----- Data lines

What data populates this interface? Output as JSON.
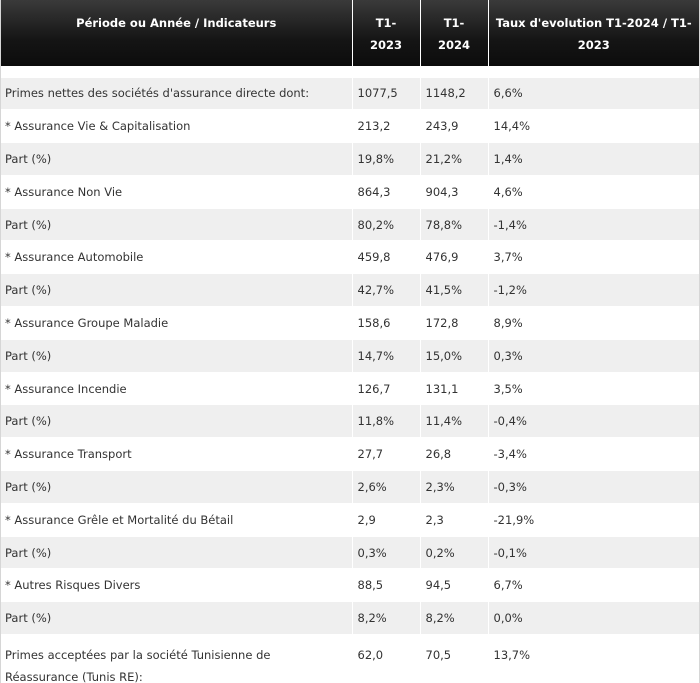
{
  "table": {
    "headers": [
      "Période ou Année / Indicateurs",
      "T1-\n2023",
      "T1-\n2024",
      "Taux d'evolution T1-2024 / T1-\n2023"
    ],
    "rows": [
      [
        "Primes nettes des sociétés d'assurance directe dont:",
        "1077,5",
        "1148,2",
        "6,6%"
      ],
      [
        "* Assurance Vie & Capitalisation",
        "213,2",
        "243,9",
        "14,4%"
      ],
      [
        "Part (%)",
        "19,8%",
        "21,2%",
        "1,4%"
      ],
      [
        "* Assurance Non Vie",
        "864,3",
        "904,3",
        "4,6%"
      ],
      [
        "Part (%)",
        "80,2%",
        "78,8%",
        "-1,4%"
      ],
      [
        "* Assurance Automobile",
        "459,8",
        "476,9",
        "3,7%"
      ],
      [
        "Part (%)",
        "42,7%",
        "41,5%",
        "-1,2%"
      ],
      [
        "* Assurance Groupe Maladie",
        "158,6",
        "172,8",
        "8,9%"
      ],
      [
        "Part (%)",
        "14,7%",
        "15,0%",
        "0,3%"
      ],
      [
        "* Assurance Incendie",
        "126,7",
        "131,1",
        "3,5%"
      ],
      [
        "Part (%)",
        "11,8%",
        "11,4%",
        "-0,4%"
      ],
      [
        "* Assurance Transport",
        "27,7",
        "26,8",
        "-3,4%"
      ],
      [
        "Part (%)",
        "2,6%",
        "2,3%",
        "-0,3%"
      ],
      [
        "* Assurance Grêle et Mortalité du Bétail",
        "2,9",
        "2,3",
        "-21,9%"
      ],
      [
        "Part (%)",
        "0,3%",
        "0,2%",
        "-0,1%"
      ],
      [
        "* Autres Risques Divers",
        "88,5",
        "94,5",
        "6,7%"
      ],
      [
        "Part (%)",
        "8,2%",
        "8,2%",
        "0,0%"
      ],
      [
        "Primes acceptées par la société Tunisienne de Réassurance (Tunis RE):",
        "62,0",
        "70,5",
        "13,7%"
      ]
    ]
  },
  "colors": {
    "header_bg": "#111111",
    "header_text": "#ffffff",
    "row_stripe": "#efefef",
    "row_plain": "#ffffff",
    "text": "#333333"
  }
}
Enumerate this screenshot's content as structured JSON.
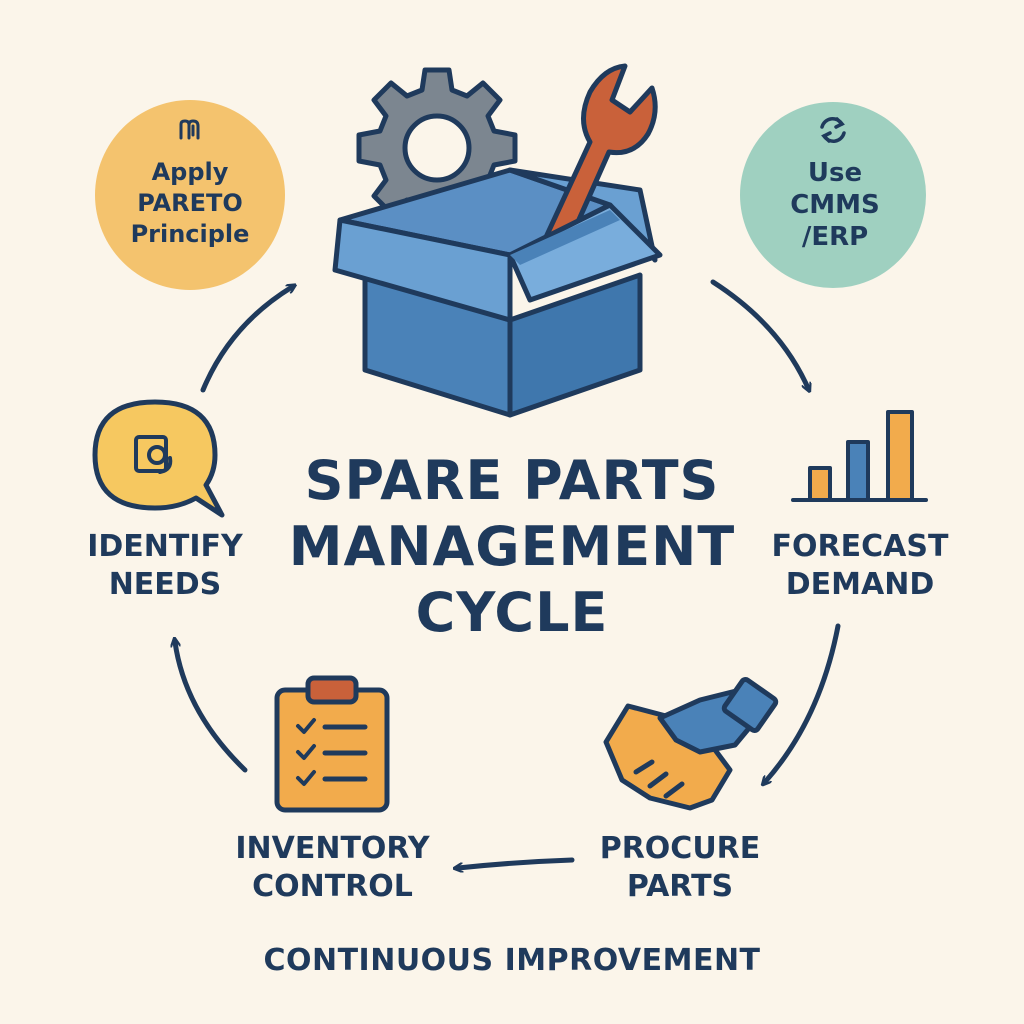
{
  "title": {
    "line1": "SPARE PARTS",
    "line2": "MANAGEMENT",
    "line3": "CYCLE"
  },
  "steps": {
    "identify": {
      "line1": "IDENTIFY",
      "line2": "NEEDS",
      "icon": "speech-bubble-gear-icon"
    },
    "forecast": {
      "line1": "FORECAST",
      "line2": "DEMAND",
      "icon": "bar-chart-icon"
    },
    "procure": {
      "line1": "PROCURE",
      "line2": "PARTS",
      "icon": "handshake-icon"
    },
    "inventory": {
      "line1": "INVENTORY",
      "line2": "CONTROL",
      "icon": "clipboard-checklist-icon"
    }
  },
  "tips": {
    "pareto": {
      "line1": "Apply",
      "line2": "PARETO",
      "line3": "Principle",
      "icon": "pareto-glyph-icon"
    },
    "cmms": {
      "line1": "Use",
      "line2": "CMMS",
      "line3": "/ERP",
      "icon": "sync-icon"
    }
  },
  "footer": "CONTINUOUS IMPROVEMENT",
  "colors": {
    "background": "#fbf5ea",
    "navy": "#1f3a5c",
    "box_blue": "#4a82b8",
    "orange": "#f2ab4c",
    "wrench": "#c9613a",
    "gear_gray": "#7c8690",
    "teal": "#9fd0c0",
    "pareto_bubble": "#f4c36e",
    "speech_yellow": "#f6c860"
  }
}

----------

Using the material above, report each line where "ffffff" occurs.

    "header_text": "#ffffff",
    "row_plain": "#ffffff",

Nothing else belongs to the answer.